── ROWS ──

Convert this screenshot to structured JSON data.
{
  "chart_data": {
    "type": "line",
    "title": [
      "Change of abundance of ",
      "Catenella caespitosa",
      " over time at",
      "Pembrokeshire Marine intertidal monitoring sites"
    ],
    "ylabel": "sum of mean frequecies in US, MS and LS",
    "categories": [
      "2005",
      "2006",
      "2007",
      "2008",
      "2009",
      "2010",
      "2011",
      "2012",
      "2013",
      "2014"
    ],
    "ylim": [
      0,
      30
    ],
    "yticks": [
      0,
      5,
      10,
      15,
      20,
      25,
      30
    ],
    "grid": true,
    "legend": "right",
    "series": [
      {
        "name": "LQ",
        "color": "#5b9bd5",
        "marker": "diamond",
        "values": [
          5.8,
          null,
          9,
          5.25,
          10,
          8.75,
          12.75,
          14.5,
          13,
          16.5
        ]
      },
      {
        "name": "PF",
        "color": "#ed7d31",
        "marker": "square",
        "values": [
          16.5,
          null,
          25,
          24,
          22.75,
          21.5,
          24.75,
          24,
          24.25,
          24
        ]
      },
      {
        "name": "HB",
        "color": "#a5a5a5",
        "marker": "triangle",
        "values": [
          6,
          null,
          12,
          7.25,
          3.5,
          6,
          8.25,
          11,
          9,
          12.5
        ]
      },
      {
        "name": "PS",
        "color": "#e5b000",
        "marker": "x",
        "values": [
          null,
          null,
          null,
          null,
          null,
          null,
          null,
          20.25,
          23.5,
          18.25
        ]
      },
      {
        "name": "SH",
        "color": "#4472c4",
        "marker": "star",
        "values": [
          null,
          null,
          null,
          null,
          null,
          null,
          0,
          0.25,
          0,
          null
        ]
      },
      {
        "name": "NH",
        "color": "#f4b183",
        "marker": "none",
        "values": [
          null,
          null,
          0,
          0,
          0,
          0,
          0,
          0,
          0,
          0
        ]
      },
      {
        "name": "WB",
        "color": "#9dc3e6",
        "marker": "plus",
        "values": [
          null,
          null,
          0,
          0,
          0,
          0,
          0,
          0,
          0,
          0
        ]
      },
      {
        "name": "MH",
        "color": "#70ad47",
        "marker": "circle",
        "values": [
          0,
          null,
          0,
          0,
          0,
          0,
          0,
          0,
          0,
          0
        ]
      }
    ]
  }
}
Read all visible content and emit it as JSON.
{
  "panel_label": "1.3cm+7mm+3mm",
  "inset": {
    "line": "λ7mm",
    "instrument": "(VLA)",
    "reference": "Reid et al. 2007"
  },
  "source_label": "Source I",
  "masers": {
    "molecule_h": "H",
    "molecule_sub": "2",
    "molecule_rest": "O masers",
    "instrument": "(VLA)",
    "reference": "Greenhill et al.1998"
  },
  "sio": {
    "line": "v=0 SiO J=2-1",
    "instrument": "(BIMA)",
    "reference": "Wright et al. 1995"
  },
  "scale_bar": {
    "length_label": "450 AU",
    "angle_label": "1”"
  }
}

───

» EXERCISE: Repeat word for word the lines running from the line containing "Read all visible content and emit it as JSON." to the end of the entries above, inclusive.

» ANSWER BELOW:
Read all visible content and emit it as JSON.
{
  "panel_label": "1.3cm+7mm+3mm",
  "inset": {
    "line": "λ7mm",
    "instrument": "(VLA)",
    "reference": "Reid et al. 2007"
  },
  "source_label": "Source I",
  "masers": {
    "molecule_h": "H",
    "molecule_sub": "2",
    "molecule_rest": "O masers",
    "instrument": "(VLA)",
    "reference": "Greenhill et al.1998"
  },
  "sio": {
    "line": "v=0 SiO J=2-1",
    "instrument": "(BIMA)",
    "reference": "Wright et al. 1995"
  },
  "scale_bar": {
    "length_label": "450 AU",
    "angle_label": "1”"
  }
}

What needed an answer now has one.